▶ [SET EXERCISE] Send back the records in full, character for character.

▶ [GIVEN DATA]

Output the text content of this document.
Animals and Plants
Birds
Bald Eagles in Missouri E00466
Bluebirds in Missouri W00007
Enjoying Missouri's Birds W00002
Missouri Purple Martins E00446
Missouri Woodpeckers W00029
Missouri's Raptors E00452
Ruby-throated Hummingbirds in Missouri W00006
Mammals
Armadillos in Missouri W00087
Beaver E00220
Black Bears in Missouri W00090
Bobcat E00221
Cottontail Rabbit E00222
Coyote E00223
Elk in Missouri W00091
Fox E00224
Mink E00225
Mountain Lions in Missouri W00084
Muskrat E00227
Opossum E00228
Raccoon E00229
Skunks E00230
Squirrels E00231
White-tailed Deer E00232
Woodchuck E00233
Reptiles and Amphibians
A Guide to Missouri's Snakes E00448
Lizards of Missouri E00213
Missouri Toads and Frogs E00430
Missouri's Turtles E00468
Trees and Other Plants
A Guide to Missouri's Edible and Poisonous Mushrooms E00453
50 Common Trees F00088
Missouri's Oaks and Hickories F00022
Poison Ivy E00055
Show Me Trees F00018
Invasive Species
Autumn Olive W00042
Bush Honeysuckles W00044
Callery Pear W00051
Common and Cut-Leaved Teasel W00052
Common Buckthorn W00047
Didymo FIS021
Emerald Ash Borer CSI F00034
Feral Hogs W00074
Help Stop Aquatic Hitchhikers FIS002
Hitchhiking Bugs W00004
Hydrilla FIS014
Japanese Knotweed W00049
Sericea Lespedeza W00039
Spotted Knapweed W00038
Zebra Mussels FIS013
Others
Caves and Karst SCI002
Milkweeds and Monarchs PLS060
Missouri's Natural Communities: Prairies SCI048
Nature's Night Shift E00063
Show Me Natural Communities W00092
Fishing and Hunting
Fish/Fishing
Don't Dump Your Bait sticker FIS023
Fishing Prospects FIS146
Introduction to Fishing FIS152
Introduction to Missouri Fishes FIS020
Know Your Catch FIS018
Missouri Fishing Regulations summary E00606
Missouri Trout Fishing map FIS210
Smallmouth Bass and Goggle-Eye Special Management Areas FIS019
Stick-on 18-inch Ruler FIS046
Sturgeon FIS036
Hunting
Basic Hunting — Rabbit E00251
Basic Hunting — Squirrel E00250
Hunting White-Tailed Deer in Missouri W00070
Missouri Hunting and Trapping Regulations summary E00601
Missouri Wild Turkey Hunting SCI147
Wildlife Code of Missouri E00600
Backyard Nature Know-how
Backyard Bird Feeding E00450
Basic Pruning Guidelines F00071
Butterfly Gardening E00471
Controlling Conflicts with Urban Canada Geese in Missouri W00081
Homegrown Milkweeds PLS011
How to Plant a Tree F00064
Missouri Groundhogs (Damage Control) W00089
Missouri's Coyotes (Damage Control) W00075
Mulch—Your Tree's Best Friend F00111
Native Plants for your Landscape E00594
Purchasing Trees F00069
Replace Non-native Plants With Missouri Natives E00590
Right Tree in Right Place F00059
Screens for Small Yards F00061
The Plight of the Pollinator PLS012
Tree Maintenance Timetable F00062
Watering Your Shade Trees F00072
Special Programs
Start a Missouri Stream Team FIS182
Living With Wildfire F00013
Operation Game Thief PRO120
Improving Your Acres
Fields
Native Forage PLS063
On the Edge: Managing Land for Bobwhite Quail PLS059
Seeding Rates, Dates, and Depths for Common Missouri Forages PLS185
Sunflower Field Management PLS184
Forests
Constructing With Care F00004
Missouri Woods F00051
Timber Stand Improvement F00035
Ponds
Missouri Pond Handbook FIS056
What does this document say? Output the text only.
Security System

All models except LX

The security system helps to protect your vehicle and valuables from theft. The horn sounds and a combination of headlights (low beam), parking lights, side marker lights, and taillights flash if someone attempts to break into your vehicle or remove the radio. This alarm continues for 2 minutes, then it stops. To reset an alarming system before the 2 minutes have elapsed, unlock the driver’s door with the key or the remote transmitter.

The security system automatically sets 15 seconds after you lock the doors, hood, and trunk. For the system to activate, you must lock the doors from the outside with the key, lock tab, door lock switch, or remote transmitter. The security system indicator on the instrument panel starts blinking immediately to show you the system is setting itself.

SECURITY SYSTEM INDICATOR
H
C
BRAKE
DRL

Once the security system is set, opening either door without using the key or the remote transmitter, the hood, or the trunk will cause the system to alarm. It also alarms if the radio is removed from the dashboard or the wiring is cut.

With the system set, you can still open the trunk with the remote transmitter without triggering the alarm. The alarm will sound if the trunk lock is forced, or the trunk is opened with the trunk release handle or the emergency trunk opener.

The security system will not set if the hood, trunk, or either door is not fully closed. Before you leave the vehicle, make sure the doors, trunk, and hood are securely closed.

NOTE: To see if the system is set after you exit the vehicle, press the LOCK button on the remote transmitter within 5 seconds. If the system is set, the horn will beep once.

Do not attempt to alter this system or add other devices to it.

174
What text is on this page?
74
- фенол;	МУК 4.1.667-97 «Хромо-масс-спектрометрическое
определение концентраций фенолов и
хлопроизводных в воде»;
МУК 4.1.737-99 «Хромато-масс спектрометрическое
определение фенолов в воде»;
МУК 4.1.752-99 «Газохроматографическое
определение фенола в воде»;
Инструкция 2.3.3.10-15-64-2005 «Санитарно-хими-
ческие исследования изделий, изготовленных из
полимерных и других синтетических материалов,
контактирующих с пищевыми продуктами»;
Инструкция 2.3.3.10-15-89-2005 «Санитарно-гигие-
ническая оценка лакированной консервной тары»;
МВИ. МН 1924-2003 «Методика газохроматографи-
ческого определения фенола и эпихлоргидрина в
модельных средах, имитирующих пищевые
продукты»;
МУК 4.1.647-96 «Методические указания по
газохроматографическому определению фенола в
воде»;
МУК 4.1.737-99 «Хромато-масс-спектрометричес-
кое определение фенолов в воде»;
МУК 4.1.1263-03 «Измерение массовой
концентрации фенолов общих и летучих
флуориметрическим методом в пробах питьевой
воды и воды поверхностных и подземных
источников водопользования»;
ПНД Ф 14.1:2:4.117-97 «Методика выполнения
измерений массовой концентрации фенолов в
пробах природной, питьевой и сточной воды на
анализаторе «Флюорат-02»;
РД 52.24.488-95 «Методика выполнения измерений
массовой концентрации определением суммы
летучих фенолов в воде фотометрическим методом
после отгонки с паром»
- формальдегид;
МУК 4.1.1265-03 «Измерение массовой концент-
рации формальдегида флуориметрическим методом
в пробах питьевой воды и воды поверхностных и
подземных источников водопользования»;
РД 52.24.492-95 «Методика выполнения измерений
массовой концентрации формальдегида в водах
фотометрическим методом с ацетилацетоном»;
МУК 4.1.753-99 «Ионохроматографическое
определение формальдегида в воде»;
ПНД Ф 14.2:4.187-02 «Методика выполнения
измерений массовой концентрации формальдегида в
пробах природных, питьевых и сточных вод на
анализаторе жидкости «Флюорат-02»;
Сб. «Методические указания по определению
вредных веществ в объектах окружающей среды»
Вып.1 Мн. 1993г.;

▶ [RESULT BELOW]
Output the text content of this document.
Animals and Plants
Birds
Bald Eagles in Missouri E00466
Bluebirds in Missouri W00007
Enjoying Missouri's Birds W00002
Missouri Purple Martins E00446
Missouri Woodpeckers W00029
Missouri's Raptors E00452
Ruby-throated Hummingbirds in Missouri W00006
Mammals
Armadillos in Missouri W00087
Beaver E00220
Black Bears in Missouri W00090
Bobcat E00221
Cottontail Rabbit E00222
Coyote E00223
Elk in Missouri W00091
Fox E00224
Mink E00225
Mountain Lions in Missouri W00084
Muskrat E00227
Opossum E00228
Raccoon E00229
Skunks E00230
Squirrels E00231
White-tailed Deer E00232
Woodchuck E00233
Reptiles and Amphibians
A Guide to Missouri's Snakes E00448
Lizards of Missouri E00213
Missouri Toads and Frogs E00430
Missouri's Turtles E00468
Trees and Other Plants
A Guide to Missouri's Edible and Poisonous Mushrooms E00453
50 Common Trees F00088
Missouri's Oaks and Hickories F00022
Poison Ivy E00055
Show Me Trees F00018
Invasive Species
Autumn Olive W00042
Bush Honeysuckles W00044
Callery Pear W00051
Common and Cut-Leaved Teasel W00052
Common Buckthorn W00047
Didymo FIS021
Emerald Ash Borer CSI F00034
Feral Hogs W00074
Help Stop Aquatic Hitchhikers FIS002
Hitchhiking Bugs W00004
Hydrilla FIS014
Japanese Knotweed W00049
Sericea Lespedeza W00039
Spotted Knapweed W00038
Zebra Mussels FIS013
Others
Caves and Karst SCI002
Milkweeds and Monarchs PLS060
Missouri's Natural Communities: Prairies SCI048
Nature's Night Shift E00063
Show Me Natural Communities W00092
Fishing and Hunting
Fish/Fishing
Don't Dump Your Bait sticker FIS023
Fishing Prospects FIS146
Introduction to Fishing FIS152
Introduction to Missouri Fishes FIS020
Know Your Catch FIS018
Missouri Fishing Regulations summary E00606
Missouri Trout Fishing map FIS210
Smallmouth Bass and Goggle-Eye Special Management Areas FIS019
Stick-on 18-inch Ruler FIS046
Sturgeon FIS036
Hunting
Basic Hunting — Rabbit E00251
Basic Hunting — Squirrel E00250
Hunting White-Tailed Deer in Missouri W00070
Missouri Hunting and Trapping Regulations summary E00601
Missouri Wild Turkey Hunting SCI147
Wildlife Code of Missouri E00600
Backyard Nature Know-how
Backyard Bird Feeding E00450
Basic Pruning Guidelines F00071
Butterfly Gardening E00471
Controlling Conflicts with Urban Canada Geese in Missouri W00081
Homegrown Milkweeds PLS011
How to Plant a Tree F00064
Missouri Groundhogs (Damage Control) W00089
Missouri's Coyotes (Damage Control) W00075
Mulch—Your Tree's Best Friend F00111
Native Plants for your Landscape E00594
Purchasing Trees F00069
Replace Non-native Plants With Missouri Natives E00590
Right Tree in Right Place F00059
Screens for Small Yards F00061
The Plight of the Pollinator PLS012
Tree Maintenance Timetable F00062
Watering Your Shade Trees F00072
Special Programs
Start a Missouri Stream Team FIS182
Living With Wildfire F00013
Operation Game Thief PRO120
Improving Your Acres
Fields
Native Forage PLS063
On the Edge: Managing Land for Bobwhite Quail PLS059
Seeding Rates, Dates, and Depths for Common Missouri Forages PLS185
Sunflower Field Management PLS184
Forests
Constructing With Care F00004
Missouri Woods F00051
Timber Stand Improvement F00035
Ponds
Missouri Pond Handbook FIS056
What does this document say? Output the text only.
Security System

All models except LX

The security system helps to protect your vehicle and valuables from theft. The horn sounds and a combination of headlights (low beam), parking lights, side marker lights, and taillights flash if someone attempts to break into your vehicle or remove the radio. This alarm continues for 2 minutes, then it stops. To reset an alarming system before the 2 minutes have elapsed, unlock the driver’s door with the key or the remote transmitter.

The security system automatically sets 15 seconds after you lock the doors, hood, and trunk. For the system to activate, you must lock the doors from the outside with the key, lock tab, door lock switch, or remote transmitter. The security system indicator on the instrument panel starts blinking immediately to show you the system is setting itself.

SECURITY SYSTEM INDICATOR
H
C
BRAKE
DRL

Once the security system is set, opening either door without using the key or the remote transmitter, the hood, or the trunk will cause the system to alarm. It also alarms if the radio is removed from the dashboard or the wiring is cut.

With the system set, you can still open the trunk with the remote transmitter without triggering the alarm. The alarm will sound if the trunk lock is forced, or the trunk is opened with the trunk release handle or the emergency trunk opener.

The security system will not set if the hood, trunk, or either door is not fully closed. Before you leave the vehicle, make sure the doors, trunk, and hood are securely closed.

NOTE: To see if the system is set after you exit the vehicle, press the LOCK button on the remote transmitter within 5 seconds. If the system is set, the horn will beep once.

Do not attempt to alter this system or add other devices to it.

174
What text is on this page?
74
- фенол;	МУК 4.1.667-97 «Хромо-масс-спектрометрическое
определение концентраций фенолов и
хлопроизводных в воде»;
МУК 4.1.737-99 «Хромато-масс спектрометрическое
определение фенолов в воде»;
МУК 4.1.752-99 «Газохроматографическое
определение фенола в воде»;
Инструкция 2.3.3.10-15-64-2005 «Санитарно-хими-
ческие исследования изделий, изготовленных из
полимерных и других синтетических материалов,
контактирующих с пищевыми продуктами»;
Инструкция 2.3.3.10-15-89-2005 «Санитарно-гигие-
ническая оценка лакированной консервной тары»;
МВИ. МН 1924-2003 «Методика газохроматографи-
ческого определения фенола и эпихлоргидрина в
модельных средах, имитирующих пищевые
продукты»;
МУК 4.1.647-96 «Методические указания по
газохроматографическому определению фенола в
воде»;
МУК 4.1.737-99 «Хромато-масс-спектрометричес-
кое определение фенолов в воде»;
МУК 4.1.1263-03 «Измерение массовой
концентрации фенолов общих и летучих
флуориметрическим методом в пробах питьевой
воды и воды поверхностных и подземных
источников водопользования»;
ПНД Ф 14.1:2:4.117-97 «Методика выполнения
измерений массовой концентрации фенолов в
пробах природной, питьевой и сточной воды на
анализаторе «Флюорат-02»;
РД 52.24.488-95 «Методика выполнения измерений
массовой концентрации определением суммы
летучих фенолов в воде фотометрическим методом
после отгонки с паром»
- формальдегид;
МУК 4.1.1265-03 «Измерение массовой концент-
рации формальдегида флуориметрическим методом
в пробах питьевой воды и воды поверхностных и
подземных источников водопользования»;
РД 52.24.492-95 «Методика выполнения измерений
массовой концентрации формальдегида в водах
фотометрическим методом с ацетилацетоном»;
МУК 4.1.753-99 «Ионохроматографическое
определение формальдегида в воде»;
ПНД Ф 14.2:4.187-02 «Методика выполнения
измерений массовой концентрации формальдегида в
пробах природных, питьевых и сточных вод на
анализаторе жидкости «Флюорат-02»;
Сб. «Методические указания по определению
вредных веществ в объектах окружающей среды»
Вып.1 Мн. 1993г.;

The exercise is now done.